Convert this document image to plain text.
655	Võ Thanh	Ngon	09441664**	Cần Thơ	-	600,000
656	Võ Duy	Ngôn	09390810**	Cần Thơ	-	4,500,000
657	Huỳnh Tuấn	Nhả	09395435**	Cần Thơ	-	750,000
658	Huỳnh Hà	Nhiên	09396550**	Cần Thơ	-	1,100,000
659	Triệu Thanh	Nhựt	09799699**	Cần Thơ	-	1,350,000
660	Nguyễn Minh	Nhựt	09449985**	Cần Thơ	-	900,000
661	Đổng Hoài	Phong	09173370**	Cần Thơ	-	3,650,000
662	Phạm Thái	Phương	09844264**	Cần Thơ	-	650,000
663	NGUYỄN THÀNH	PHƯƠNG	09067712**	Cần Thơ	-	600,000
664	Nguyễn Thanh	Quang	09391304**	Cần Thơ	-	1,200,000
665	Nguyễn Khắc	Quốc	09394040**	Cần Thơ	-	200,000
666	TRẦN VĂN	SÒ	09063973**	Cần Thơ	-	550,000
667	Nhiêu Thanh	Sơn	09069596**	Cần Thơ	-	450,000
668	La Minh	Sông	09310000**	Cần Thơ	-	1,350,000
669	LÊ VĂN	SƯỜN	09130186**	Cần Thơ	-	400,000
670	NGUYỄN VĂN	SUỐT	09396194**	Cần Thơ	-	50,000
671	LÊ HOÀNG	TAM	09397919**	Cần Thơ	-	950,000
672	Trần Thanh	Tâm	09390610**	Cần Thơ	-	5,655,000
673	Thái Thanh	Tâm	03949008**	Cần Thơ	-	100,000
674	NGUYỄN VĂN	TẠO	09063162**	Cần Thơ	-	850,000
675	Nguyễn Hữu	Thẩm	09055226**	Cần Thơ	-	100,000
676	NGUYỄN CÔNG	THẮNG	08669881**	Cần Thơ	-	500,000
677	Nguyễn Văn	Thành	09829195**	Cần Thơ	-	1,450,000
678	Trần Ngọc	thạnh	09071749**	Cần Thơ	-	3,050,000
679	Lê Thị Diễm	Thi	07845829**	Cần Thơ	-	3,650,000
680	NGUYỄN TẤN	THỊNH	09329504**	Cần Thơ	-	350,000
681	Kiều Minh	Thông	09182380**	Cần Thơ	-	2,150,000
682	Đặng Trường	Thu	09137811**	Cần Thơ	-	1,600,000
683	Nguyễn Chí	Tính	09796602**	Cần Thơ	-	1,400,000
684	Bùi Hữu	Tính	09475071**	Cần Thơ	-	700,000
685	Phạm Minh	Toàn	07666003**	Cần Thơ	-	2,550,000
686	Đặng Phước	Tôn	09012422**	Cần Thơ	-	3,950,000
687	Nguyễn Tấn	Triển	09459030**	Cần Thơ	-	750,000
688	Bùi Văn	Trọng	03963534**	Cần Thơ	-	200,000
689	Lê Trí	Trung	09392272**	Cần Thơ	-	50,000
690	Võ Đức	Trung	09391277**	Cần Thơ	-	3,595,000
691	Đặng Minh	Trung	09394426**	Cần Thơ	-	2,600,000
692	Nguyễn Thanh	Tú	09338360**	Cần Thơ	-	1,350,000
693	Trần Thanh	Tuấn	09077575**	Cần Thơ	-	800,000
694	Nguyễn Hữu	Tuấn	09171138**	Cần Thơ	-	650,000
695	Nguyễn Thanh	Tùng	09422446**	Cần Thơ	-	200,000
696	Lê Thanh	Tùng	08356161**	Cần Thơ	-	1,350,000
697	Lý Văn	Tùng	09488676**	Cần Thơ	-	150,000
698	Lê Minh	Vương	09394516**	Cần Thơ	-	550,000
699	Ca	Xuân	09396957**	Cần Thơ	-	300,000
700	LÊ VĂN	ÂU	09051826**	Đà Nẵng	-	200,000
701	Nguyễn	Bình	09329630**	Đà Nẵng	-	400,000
···
• **TASK DETAILS**
Repeat all the entries word for word.

• **ANSWER TO THE EXERCISE**
Convert this document image to plain text.
655	Võ Thanh	Ngon	09441664**	Cần Thơ	-	600,000
656	Võ Duy	Ngôn	09390810**	Cần Thơ	-	4,500,000
657	Huỳnh Tuấn	Nhả	09395435**	Cần Thơ	-	750,000
658	Huỳnh Hà	Nhiên	09396550**	Cần Thơ	-	1,100,000
659	Triệu Thanh	Nhựt	09799699**	Cần Thơ	-	1,350,000
660	Nguyễn Minh	Nhựt	09449985**	Cần Thơ	-	900,000
661	Đổng Hoài	Phong	09173370**	Cần Thơ	-	3,650,000
662	Phạm Thái	Phương	09844264**	Cần Thơ	-	650,000
663	NGUYỄN THÀNH	PHƯƠNG	09067712**	Cần Thơ	-	600,000
664	Nguyễn Thanh	Quang	09391304**	Cần Thơ	-	1,200,000
665	Nguyễn Khắc	Quốc	09394040**	Cần Thơ	-	200,000
666	TRẦN VĂN	SÒ	09063973**	Cần Thơ	-	550,000
667	Nhiêu Thanh	Sơn	09069596**	Cần Thơ	-	450,000
668	La Minh	Sông	09310000**	Cần Thơ	-	1,350,000
669	LÊ VĂN	SƯỜN	09130186**	Cần Thơ	-	400,000
670	NGUYỄN VĂN	SUỐT	09396194**	Cần Thơ	-	50,000
671	LÊ HOÀNG	TAM	09397919**	Cần Thơ	-	950,000
672	Trần Thanh	Tâm	09390610**	Cần Thơ	-	5,655,000
673	Thái Thanh	Tâm	03949008**	Cần Thơ	-	100,000
674	NGUYỄN VĂN	TẠO	09063162**	Cần Thơ	-	850,000
675	Nguyễn Hữu	Thẩm	09055226**	Cần Thơ	-	100,000
676	NGUYỄN CÔNG	THẮNG	08669881**	Cần Thơ	-	500,000
677	Nguyễn Văn	Thành	09829195**	Cần Thơ	-	1,450,000
678	Trần Ngọc	thạnh	09071749**	Cần Thơ	-	3,050,000
679	Lê Thị Diễm	Thi	07845829**	Cần Thơ	-	3,650,000
680	NGUYỄN TẤN	THỊNH	09329504**	Cần Thơ	-	350,000
681	Kiều Minh	Thông	09182380**	Cần Thơ	-	2,150,000
682	Đặng Trường	Thu	09137811**	Cần Thơ	-	1,600,000
683	Nguyễn Chí	Tính	09796602**	Cần Thơ	-	1,400,000
684	Bùi Hữu	Tính	09475071**	Cần Thơ	-	700,000
685	Phạm Minh	Toàn	07666003**	Cần Thơ	-	2,550,000
686	Đặng Phước	Tôn	09012422**	Cần Thơ	-	3,950,000
687	Nguyễn Tấn	Triển	09459030**	Cần Thơ	-	750,000
688	Bùi Văn	Trọng	03963534**	Cần Thơ	-	200,000
689	Lê Trí	Trung	09392272**	Cần Thơ	-	50,000
690	Võ Đức	Trung	09391277**	Cần Thơ	-	3,595,000
691	Đặng Minh	Trung	09394426**	Cần Thơ	-	2,600,000
692	Nguyễn Thanh	Tú	09338360**	Cần Thơ	-	1,350,000
693	Trần Thanh	Tuấn	09077575**	Cần Thơ	-	800,000
694	Nguyễn Hữu	Tuấn	09171138**	Cần Thơ	-	650,000
695	Nguyễn Thanh	Tùng	09422446**	Cần Thơ	-	200,000
696	Lê Thanh	Tùng	08356161**	Cần Thơ	-	1,350,000
697	Lý Văn	Tùng	09488676**	Cần Thơ	-	150,000
698	Lê Minh	Vương	09394516**	Cần Thơ	-	550,000
699	Ca	Xuân	09396957**	Cần Thơ	-	300,000
700	LÊ VĂN	ÂU	09051826**	Đà Nẵng	-	200,000
701	Nguyễn	Bình	09329630**	Đà Nẵng	-	400,000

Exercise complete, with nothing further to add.